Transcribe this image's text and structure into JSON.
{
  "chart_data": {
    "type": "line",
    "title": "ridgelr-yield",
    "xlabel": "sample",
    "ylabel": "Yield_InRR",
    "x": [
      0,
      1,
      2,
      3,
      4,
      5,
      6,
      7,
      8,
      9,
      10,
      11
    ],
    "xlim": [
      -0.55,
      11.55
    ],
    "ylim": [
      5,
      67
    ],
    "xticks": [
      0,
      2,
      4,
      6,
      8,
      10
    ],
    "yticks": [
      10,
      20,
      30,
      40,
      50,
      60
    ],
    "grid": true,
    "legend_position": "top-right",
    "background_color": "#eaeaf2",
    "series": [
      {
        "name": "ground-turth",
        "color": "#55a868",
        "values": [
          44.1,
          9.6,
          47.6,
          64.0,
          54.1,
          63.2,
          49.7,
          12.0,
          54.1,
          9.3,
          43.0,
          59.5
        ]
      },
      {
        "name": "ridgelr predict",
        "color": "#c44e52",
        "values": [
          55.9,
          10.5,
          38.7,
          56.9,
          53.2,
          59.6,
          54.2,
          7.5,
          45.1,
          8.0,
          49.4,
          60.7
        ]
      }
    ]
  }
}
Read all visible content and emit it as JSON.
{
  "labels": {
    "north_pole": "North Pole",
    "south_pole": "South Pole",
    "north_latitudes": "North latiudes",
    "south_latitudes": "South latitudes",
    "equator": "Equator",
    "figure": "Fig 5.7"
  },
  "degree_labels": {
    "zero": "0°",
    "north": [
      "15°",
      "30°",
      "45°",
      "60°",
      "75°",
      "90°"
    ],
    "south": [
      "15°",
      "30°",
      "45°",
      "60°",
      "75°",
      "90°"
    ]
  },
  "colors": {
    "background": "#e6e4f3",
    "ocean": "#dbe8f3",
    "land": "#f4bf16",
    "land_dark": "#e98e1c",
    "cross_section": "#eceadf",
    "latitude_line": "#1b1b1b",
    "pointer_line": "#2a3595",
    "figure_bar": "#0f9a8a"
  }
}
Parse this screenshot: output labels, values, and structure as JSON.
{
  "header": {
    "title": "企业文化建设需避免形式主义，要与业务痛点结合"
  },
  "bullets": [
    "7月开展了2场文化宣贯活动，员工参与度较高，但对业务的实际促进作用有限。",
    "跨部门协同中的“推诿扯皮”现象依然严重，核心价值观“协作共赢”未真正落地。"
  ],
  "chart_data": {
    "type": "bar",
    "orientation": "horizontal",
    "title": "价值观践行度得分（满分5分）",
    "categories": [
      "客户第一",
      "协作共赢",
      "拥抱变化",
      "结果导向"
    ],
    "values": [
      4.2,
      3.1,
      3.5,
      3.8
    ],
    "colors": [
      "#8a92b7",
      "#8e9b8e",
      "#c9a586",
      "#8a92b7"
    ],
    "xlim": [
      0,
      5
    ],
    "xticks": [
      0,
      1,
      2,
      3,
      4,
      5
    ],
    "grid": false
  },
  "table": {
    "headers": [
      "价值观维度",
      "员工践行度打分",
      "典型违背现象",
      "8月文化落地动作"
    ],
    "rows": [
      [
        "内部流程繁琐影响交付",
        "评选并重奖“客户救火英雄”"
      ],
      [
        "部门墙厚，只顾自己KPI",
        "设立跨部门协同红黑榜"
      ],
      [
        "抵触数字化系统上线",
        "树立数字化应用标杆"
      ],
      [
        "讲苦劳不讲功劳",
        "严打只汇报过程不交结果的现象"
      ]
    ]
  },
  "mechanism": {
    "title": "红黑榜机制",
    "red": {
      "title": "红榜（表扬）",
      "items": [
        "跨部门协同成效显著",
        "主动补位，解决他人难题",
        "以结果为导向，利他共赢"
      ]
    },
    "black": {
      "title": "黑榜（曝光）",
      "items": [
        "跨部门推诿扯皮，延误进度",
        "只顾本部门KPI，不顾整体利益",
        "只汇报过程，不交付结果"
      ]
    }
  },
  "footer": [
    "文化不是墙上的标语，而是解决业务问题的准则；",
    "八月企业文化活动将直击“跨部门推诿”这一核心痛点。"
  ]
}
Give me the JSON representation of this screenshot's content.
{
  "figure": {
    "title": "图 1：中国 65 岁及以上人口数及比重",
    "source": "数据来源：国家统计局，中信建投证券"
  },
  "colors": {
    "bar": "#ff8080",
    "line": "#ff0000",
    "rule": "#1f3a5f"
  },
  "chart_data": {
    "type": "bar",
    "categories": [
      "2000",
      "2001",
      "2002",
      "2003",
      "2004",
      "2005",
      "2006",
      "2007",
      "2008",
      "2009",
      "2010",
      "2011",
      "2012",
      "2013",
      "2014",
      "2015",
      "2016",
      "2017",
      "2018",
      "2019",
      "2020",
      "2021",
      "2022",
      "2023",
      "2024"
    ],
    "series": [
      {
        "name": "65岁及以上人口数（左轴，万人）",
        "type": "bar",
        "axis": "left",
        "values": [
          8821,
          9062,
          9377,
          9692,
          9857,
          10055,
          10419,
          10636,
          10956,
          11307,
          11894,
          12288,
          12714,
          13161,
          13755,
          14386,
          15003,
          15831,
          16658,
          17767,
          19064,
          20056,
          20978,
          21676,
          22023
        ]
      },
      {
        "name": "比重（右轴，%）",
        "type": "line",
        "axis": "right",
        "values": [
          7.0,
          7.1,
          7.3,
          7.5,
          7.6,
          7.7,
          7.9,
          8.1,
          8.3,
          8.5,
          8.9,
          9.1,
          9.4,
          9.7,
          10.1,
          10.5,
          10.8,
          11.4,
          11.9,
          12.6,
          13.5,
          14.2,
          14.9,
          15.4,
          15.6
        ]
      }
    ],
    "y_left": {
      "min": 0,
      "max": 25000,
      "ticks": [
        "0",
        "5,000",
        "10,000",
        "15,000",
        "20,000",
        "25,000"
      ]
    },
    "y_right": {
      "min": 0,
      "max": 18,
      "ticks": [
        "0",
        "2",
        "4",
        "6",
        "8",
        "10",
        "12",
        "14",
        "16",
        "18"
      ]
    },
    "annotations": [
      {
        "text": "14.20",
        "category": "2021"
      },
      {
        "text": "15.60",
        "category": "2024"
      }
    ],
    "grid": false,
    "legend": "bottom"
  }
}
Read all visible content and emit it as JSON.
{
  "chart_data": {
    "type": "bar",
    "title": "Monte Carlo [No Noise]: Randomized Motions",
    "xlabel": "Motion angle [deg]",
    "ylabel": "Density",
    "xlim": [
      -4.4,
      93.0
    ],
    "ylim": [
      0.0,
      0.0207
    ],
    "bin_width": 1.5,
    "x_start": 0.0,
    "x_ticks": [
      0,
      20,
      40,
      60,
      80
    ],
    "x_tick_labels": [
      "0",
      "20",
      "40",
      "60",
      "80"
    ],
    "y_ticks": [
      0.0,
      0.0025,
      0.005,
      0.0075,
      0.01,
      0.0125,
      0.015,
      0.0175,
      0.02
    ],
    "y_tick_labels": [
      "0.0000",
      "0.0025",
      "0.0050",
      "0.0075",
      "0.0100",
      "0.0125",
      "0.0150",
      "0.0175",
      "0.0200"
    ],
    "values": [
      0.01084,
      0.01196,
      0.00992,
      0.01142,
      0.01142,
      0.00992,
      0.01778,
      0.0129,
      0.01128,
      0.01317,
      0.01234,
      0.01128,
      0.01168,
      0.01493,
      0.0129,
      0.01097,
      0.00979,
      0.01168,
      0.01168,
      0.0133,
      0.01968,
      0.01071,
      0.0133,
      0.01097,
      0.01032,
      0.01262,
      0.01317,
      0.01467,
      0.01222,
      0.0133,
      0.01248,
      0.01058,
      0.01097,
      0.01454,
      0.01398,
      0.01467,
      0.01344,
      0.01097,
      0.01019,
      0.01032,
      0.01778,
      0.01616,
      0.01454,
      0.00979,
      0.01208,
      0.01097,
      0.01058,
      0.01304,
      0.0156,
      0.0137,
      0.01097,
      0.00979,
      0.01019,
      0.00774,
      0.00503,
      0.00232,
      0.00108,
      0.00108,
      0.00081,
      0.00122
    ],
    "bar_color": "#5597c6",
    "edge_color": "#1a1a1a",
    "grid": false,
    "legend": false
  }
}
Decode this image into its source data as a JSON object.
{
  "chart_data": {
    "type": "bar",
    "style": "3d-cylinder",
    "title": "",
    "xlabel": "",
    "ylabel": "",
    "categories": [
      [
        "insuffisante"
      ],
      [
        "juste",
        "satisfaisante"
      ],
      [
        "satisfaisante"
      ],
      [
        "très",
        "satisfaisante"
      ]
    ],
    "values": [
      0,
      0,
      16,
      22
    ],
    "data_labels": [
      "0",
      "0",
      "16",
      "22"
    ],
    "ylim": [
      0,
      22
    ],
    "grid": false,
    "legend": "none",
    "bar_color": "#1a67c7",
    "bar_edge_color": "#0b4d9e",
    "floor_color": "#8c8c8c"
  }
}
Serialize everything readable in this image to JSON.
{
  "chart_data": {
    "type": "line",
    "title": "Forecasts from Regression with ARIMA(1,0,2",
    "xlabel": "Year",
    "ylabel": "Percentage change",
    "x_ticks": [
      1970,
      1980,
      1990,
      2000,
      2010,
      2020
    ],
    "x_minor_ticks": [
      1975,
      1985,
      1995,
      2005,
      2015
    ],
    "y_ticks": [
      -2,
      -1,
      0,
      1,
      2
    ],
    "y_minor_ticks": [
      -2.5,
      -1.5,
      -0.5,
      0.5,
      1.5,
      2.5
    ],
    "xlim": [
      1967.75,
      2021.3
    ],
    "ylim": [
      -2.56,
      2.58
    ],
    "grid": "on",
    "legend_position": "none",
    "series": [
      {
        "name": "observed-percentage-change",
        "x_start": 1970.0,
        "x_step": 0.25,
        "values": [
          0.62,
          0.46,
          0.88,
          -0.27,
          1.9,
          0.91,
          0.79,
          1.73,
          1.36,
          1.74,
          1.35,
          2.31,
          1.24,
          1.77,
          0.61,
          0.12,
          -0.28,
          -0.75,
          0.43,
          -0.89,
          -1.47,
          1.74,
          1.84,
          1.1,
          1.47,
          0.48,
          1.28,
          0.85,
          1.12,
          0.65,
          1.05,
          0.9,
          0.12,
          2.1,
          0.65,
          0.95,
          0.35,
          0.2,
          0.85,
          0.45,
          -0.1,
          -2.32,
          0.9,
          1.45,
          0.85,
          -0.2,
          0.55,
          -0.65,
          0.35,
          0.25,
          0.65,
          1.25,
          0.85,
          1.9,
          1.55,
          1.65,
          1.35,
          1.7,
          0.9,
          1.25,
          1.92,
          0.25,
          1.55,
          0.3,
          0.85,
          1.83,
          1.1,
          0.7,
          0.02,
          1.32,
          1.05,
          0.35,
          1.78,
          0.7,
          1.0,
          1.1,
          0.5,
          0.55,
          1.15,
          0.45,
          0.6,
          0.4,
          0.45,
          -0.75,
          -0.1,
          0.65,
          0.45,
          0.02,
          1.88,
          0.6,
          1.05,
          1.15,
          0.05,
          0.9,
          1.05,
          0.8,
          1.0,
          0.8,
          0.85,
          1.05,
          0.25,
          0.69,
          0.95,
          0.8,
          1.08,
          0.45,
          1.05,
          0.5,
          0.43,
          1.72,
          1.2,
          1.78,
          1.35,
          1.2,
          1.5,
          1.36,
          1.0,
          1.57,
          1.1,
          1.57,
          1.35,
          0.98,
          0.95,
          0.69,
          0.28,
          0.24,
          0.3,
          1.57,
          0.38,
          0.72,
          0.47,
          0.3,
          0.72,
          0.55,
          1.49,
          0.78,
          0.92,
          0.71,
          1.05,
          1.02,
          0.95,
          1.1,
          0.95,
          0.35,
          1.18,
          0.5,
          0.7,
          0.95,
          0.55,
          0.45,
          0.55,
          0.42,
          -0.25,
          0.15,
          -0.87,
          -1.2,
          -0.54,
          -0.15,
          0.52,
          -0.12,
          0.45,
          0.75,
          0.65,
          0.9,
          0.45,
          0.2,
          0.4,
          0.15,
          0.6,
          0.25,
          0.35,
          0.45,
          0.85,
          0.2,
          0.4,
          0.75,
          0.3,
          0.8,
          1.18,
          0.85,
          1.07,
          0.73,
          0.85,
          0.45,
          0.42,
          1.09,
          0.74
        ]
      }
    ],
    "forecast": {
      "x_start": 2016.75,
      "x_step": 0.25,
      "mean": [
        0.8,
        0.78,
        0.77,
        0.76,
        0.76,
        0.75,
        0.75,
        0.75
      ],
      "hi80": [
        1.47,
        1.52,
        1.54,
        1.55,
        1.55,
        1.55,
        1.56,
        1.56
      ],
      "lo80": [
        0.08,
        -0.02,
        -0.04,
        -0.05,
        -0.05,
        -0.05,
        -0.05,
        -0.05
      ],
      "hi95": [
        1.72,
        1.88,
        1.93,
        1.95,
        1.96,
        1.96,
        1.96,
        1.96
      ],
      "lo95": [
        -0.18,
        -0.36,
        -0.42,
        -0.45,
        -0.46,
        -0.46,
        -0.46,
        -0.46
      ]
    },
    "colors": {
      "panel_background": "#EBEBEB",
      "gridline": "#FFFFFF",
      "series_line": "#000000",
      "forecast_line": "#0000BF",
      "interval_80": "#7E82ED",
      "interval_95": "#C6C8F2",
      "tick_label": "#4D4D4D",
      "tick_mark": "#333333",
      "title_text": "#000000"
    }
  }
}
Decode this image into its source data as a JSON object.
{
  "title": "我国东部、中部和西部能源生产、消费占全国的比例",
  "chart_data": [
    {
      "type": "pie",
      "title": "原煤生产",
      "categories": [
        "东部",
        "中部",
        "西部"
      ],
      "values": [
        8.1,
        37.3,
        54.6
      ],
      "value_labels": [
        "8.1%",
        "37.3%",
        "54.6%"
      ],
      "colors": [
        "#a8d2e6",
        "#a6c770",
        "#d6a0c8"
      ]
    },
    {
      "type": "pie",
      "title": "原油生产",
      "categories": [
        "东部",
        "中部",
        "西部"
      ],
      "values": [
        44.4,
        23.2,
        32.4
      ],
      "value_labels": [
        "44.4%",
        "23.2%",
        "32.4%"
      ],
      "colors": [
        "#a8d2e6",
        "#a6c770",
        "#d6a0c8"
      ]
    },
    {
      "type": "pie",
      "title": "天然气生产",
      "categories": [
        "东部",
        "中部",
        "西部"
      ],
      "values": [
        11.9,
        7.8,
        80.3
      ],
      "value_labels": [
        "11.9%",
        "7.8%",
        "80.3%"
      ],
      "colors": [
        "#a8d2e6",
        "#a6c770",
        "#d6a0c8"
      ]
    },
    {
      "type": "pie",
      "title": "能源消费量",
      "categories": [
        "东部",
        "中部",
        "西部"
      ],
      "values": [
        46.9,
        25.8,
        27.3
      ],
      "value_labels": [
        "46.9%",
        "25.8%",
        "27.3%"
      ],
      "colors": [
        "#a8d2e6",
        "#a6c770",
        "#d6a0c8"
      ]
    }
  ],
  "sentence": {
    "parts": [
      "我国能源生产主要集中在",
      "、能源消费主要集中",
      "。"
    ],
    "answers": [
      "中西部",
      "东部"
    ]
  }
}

__WHAT NEEDS TO BE DONE__
Which lines include "协作共赢"? Copy each of them out.

__OUTPUT FOR THIS EXERCISE__
    "跨部门协同中的“推诿扯皮”现象依然严重，核心价值观“协作共赢”未真正落地。"
      "协作共赢",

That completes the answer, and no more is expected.